TASK
Provide an exact transcription of all the records.

STORED DATA
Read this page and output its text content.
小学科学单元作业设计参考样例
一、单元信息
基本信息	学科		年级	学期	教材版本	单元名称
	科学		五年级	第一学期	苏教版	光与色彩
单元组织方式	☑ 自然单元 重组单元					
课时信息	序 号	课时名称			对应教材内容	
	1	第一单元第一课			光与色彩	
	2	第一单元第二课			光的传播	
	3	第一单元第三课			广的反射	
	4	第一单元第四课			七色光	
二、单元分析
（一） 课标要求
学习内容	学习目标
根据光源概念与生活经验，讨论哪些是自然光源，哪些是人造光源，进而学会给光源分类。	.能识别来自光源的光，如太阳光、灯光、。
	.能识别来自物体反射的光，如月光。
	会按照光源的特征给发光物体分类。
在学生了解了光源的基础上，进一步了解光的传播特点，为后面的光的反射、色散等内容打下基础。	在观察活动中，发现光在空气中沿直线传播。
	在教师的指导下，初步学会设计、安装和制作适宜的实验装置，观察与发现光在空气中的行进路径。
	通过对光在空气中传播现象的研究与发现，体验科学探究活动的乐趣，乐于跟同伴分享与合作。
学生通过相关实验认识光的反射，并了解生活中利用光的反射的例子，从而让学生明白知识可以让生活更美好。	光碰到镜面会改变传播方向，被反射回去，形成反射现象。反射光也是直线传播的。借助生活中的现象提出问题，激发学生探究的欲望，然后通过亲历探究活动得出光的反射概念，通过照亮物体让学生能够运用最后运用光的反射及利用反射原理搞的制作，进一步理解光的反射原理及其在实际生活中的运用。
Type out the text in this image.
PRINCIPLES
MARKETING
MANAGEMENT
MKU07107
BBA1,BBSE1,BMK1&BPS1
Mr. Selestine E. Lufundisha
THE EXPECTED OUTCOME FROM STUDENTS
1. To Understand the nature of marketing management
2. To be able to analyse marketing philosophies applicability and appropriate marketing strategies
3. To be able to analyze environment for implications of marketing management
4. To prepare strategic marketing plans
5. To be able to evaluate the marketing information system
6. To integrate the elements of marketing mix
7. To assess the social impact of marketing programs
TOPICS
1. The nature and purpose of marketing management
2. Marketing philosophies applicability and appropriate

PROBLEM SOLUTION
Read this page and output its text content.
小学科学单元作业设计参考样例
一、单元信息
基本信息	学科		年级	学期	教材版本	单元名称
	科学		五年级	第一学期	苏教版	光与色彩
单元组织方式	☑ 自然单元 重组单元					
课时信息	序 号	课时名称			对应教材内容	
	1	第一单元第一课			光与色彩	
	2	第一单元第二课			光的传播	
	3	第一单元第三课			广的反射	
	4	第一单元第四课			七色光	
二、单元分析
（一） 课标要求
学习内容	学习目标
根据光源概念与生活经验，讨论哪些是自然光源，哪些是人造光源，进而学会给光源分类。	.能识别来自光源的光，如太阳光、灯光、。
	.能识别来自物体反射的光，如月光。
	会按照光源的特征给发光物体分类。
在学生了解了光源的基础上，进一步了解光的传播特点，为后面的光的反射、色散等内容打下基础。	在观察活动中，发现光在空气中沿直线传播。
	在教师的指导下，初步学会设计、安装和制作适宜的实验装置，观察与发现光在空气中的行进路径。
	通过对光在空气中传播现象的研究与发现，体验科学探究活动的乐趣，乐于跟同伴分享与合作。
学生通过相关实验认识光的反射，并了解生活中利用光的反射的例子，从而让学生明白知识可以让生活更美好。	光碰到镜面会改变传播方向，被反射回去，形成反射现象。反射光也是直线传播的。借助生活中的现象提出问题，激发学生探究的欲望，然后通过亲历探究活动得出光的反射概念，通过照亮物体让学生能够运用最后运用光的反射及利用反射原理搞的制作，进一步理解光的反射原理及其在实际生活中的运用。
Type out the text in this image.
PRINCIPLES
MARKETING
MANAGEMENT
MKU07107
BBA1,BBSE1,BMK1&BPS1
Mr. Selestine E. Lufundisha
THE EXPECTED OUTCOME FROM STUDENTS
1. To Understand the nature of marketing management
2. To be able to analyse marketing philosophies applicability and appropriate marketing strategies
3. To be able to analyze environment for implications of marketing management
4. To prepare strategic marketing plans
5. To be able to evaluate the marketing information system
6. To integrate the elements of marketing mix
7. To assess the social impact of marketing programs
TOPICS
1. The nature and purpose of marketing management
2. Marketing philosophies applicability and appropriate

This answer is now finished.